Stored data entries:
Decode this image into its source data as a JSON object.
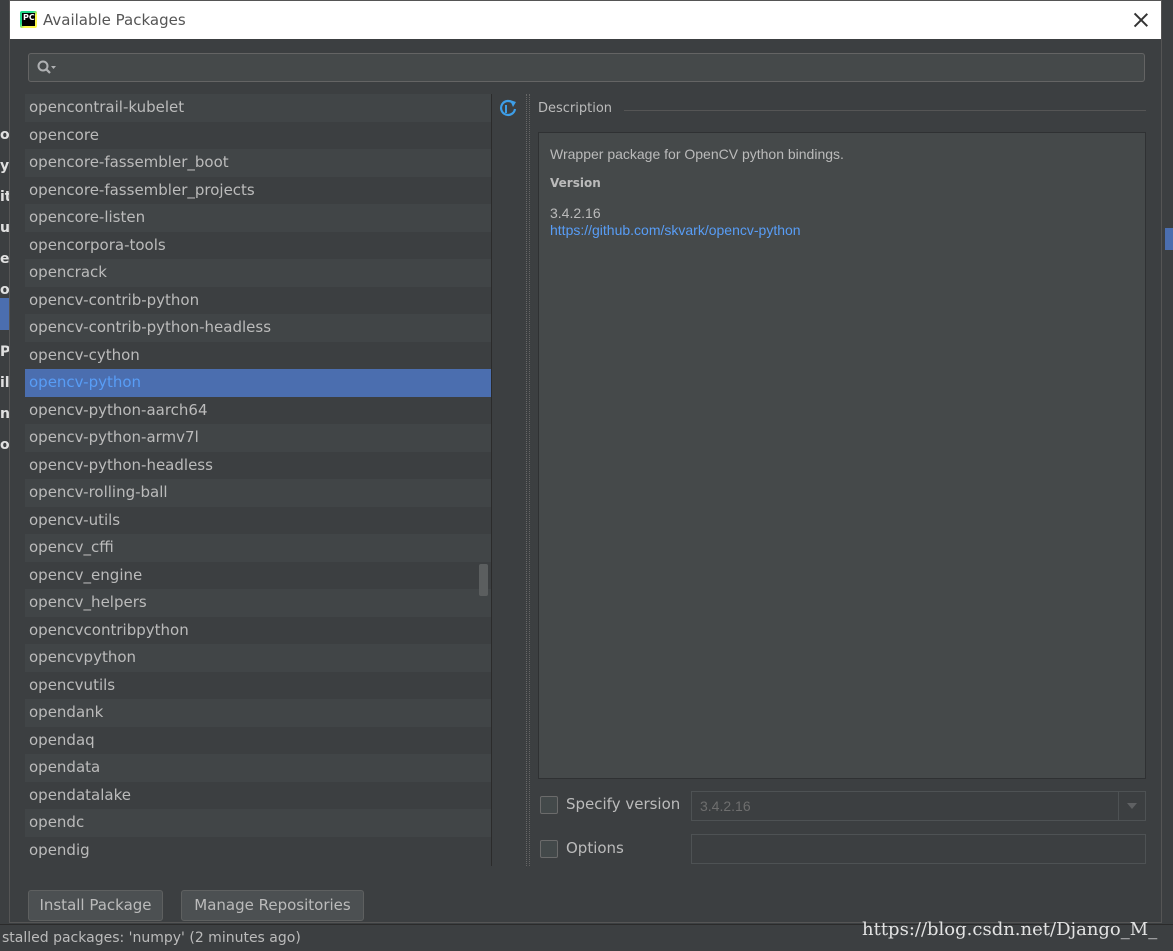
{
  "dialog": {
    "title": "Available Packages",
    "app_icon_text": "PC"
  },
  "search": {
    "value": "",
    "placeholder": ""
  },
  "packages": [
    "opencontrail-kubelet",
    "opencore",
    "opencore-fassembler_boot",
    "opencore-fassembler_projects",
    "opencore-listen",
    "opencorpora-tools",
    "opencrack",
    "opencv-contrib-python",
    "opencv-contrib-python-headless",
    "opencv-cython",
    "opencv-python",
    "opencv-python-aarch64",
    "opencv-python-armv7l",
    "opencv-python-headless",
    "opencv-rolling-ball",
    "opencv-utils",
    "opencv_cffi",
    "opencv_engine",
    "opencv_helpers",
    "opencvcontribpython",
    "opencvpython",
    "opencvutils",
    "opendank",
    "opendaq",
    "opendata",
    "opendatalake",
    "opendc",
    "opendig"
  ],
  "selected_package": "opencv-python",
  "description": {
    "header": "Description",
    "summary": "Wrapper package for OpenCV python bindings.",
    "version_label": "Version",
    "version": "3.4.2.16",
    "link": "https://github.com/skvark/opencv-python"
  },
  "specify_version": {
    "label": "Specify version",
    "checked": false,
    "value": "3.4.2.16"
  },
  "options": {
    "label": "Options",
    "checked": false,
    "value": ""
  },
  "buttons": {
    "install": "Install Package",
    "manage": "Manage Repositories"
  },
  "background": {
    "letters": [
      "op",
      "y",
      "it",
      "ug",
      "er",
      "o.",
      "P",
      "P",
      "il",
      "n",
      "o"
    ],
    "status_text": "stalled packages: 'numpy' (2 minutes ago)"
  },
  "watermark": "https://blog.csdn.net/Django_M_",
  "colors": {
    "selection": "#4b6eaf",
    "link": "#589df6",
    "text": "#bbbbbb"
  }
}
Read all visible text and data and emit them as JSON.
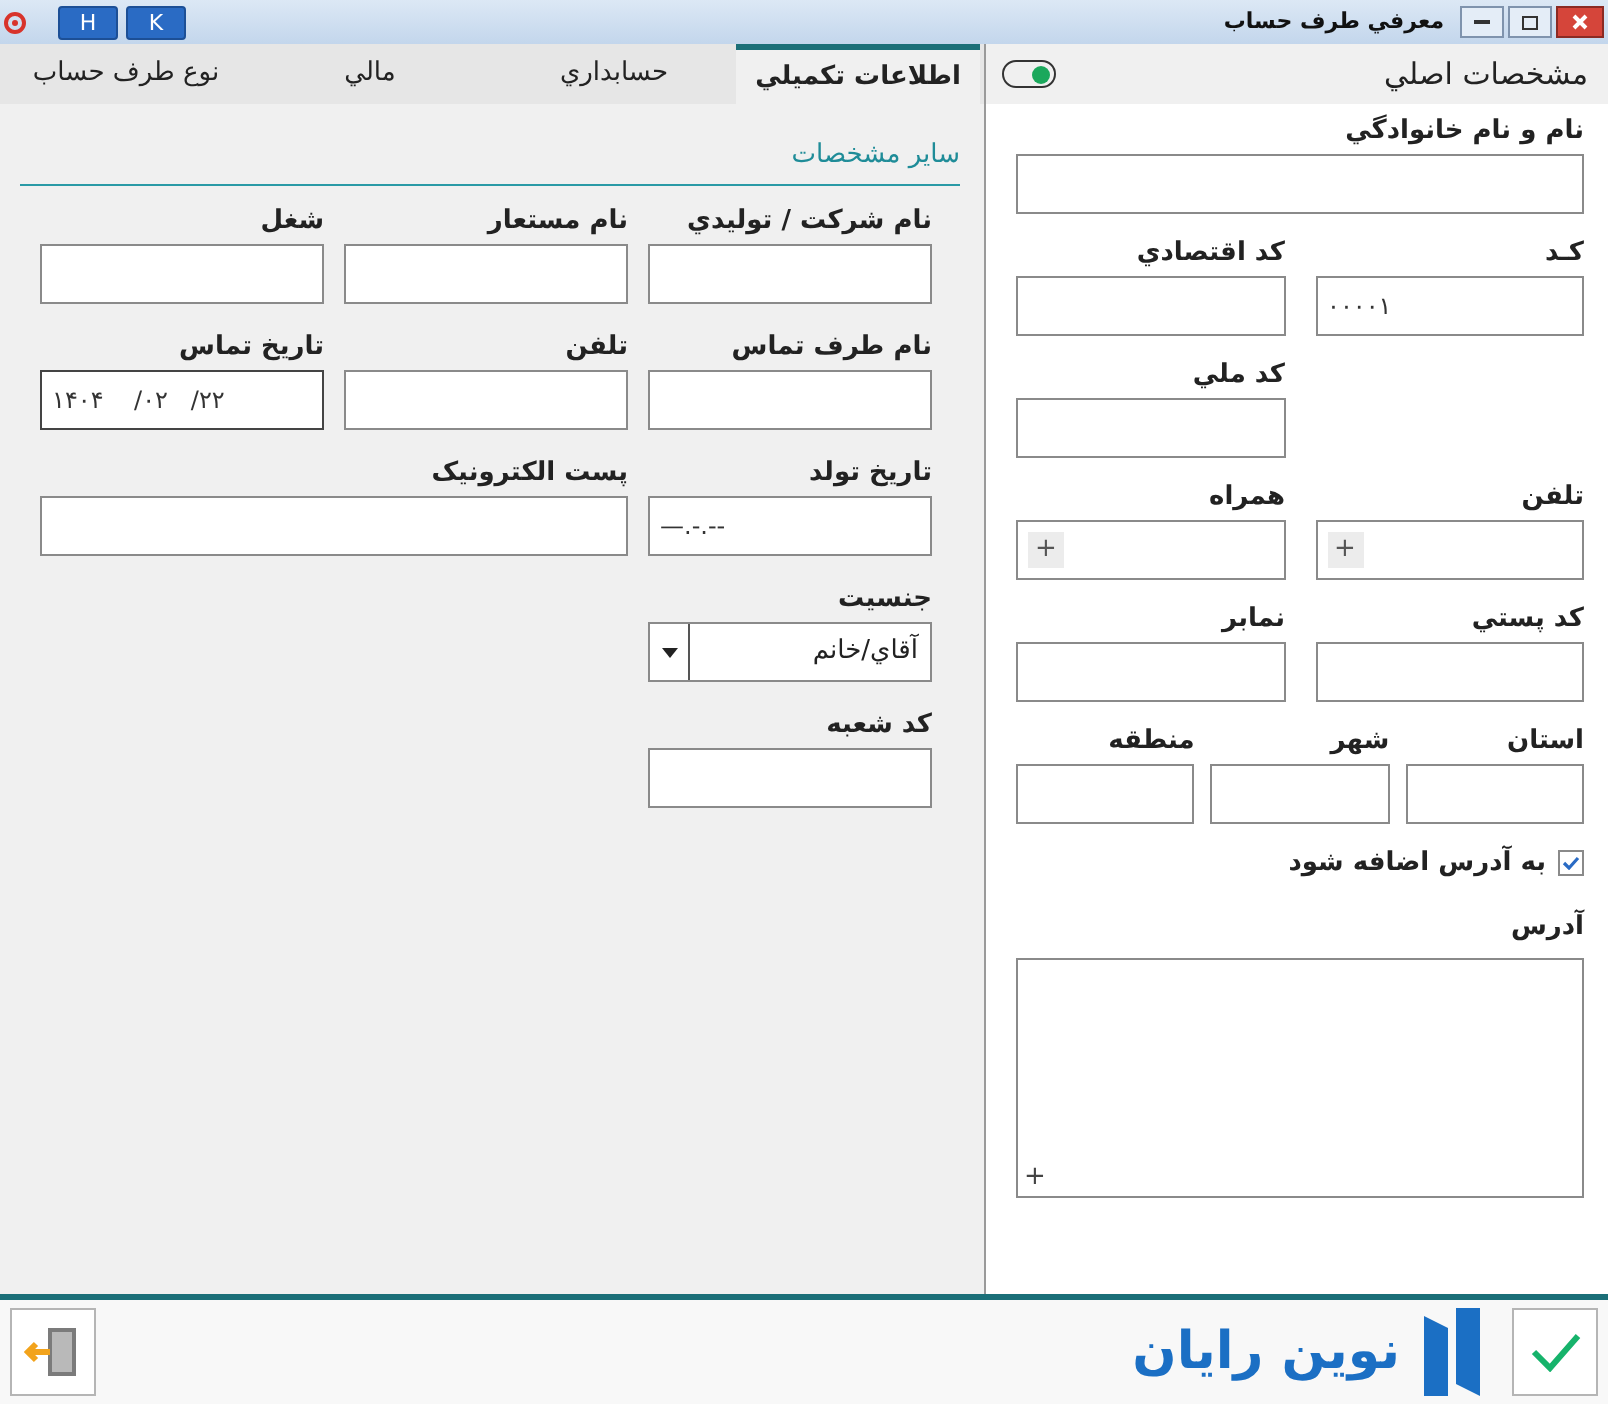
{
  "window": {
    "title": "معرفي طرف حساب",
    "buttons": [
      "K",
      "H"
    ]
  },
  "main_panel": {
    "title": "مشخصات اصلي",
    "toggle_on": true,
    "rows": [
      {
        "fields": [
          {
            "label": "نام و نام خانوادگي",
            "kind": "full"
          }
        ]
      },
      {
        "fields": [
          {
            "label": "کـد",
            "kind": "half",
            "value": "۰۰۰۰۱"
          },
          {
            "label": "کد اقتصادي",
            "kind": "half"
          }
        ]
      },
      {
        "fields": [
          {
            "label": "کد ملي",
            "kind": "half"
          }
        ]
      },
      {
        "fields": [
          {
            "label": "تلفن",
            "kind": "half",
            "button": "+"
          },
          {
            "label": "همراه",
            "kind": "half",
            "button": "+"
          }
        ]
      },
      {
        "fields": [
          {
            "label": "کد پستي",
            "kind": "half"
          },
          {
            "label": "نمابر",
            "kind": "half"
          }
        ]
      },
      {
        "fields": [
          {
            "label": "استان",
            "kind": "third"
          },
          {
            "label": "شهر",
            "kind": "third"
          },
          {
            "label": "منطقه",
            "kind": "third"
          }
        ]
      }
    ],
    "checkbox": {
      "label": "به آدرس اضافه شود",
      "checked": true
    },
    "address": {
      "label": "آدرس",
      "button": "+"
    }
  },
  "tabs": [
    {
      "label": "اطلاعات تکميلي",
      "selected": true
    },
    {
      "label": "حسابداري",
      "selected": false
    },
    {
      "label": "مالي",
      "selected": false
    },
    {
      "label": "نوع طرف حساب",
      "selected": false
    }
  ],
  "details": {
    "title": "ساير مشخصات",
    "rows": [
      {
        "fields": [
          {
            "label": "نام شرکت / توليدي",
            "kind": "text"
          },
          {
            "label": "نام مستعار",
            "kind": "text"
          },
          {
            "label": "شغل",
            "kind": "text"
          }
        ]
      },
      {
        "fields": [
          {
            "label": "نام طرف تماس",
            "kind": "text"
          },
          {
            "label": "تلفن",
            "kind": "text"
          },
          {
            "label": "تاريخ تماس",
            "kind": "date",
            "value": "۱۴۰۴    /۰۲   /۲۲"
          }
        ]
      },
      {
        "fields": [
          {
            "label": "تاريخ تولد",
            "kind": "date",
            "value": "—.-.--"
          },
          {
            "label": "پست الکترونيک",
            "kind": "wide"
          }
        ]
      },
      {
        "fields": [
          {
            "label": "جنسيت",
            "kind": "select",
            "value": "آقاي/خانم"
          }
        ]
      },
      {
        "fields": [
          {
            "label": "کد شعبه",
            "kind": "text"
          }
        ]
      }
    ]
  },
  "footer": {
    "brand": "نوين رايان"
  }
}
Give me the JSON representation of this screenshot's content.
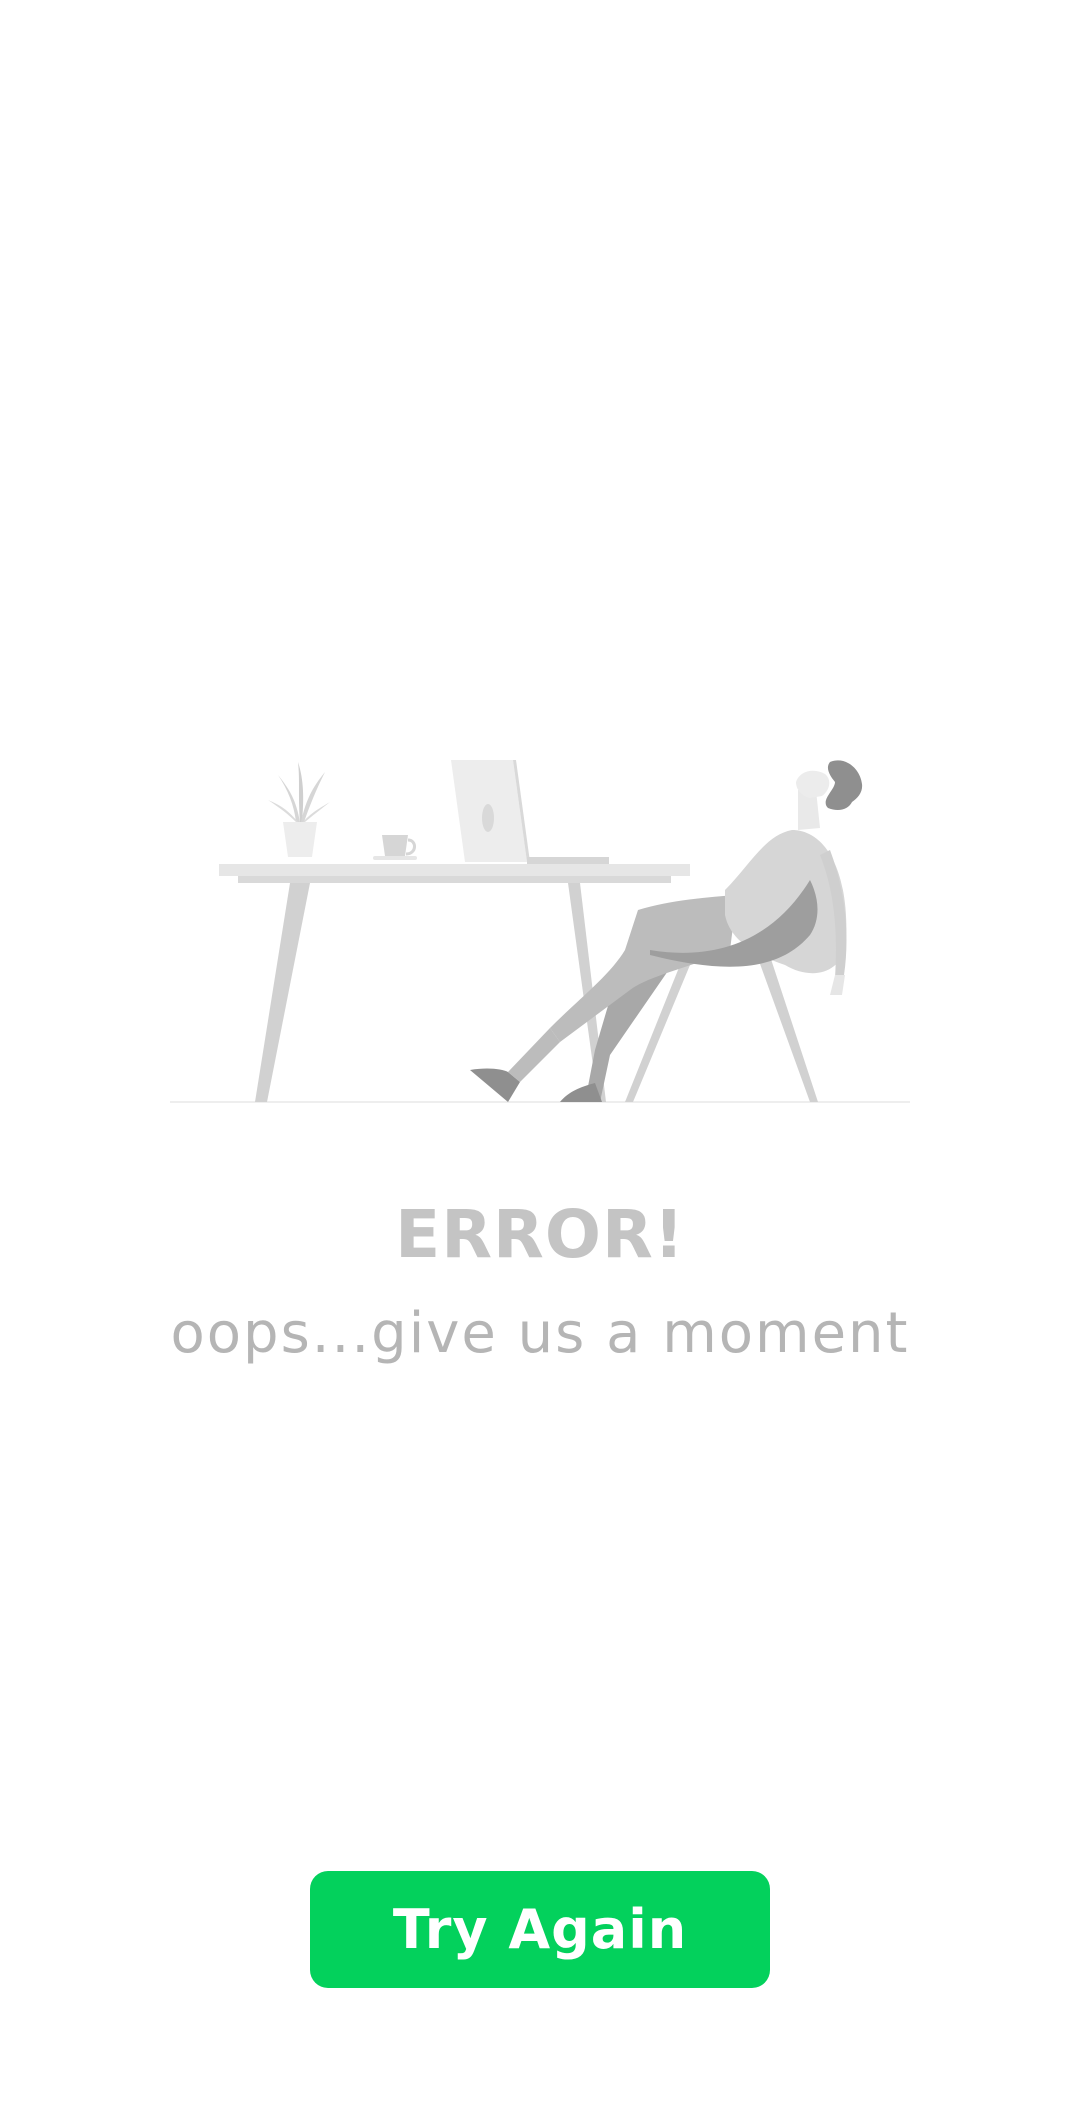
{
  "error_screen": {
    "title": "ERROR!",
    "subtitle": "oops...give us a moment",
    "button_label": "Try Again"
  },
  "colors": {
    "background": "#ffffff",
    "title": "#c4c4c4",
    "subtitle": "#b5b5b5",
    "button": "#03d15c",
    "button_text": "#ffffff"
  },
  "illustration": {
    "name": "tired-person-at-desk-illustration"
  }
}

## REQUIRED TASK
Find the line containing "Give me the" in the listing above. Restate it and every line after it, word for word, through the final line, leaving out the pictures.

## TASK RESULT
Give me the JSON representation of this screenshot's content.
{
  "error_screen": {
    "title": "ERROR!",
    "subtitle": "oops...give us a moment",
    "button_label": "Try Again"
  },
  "colors": {
    "background": "#ffffff",
    "title": "#c4c4c4",
    "subtitle": "#b5b5b5",
    "button": "#03d15c",
    "button_text": "#ffffff"
  },
  "illustration": {
    "name": "tired-person-at-desk-illustration"
  }
}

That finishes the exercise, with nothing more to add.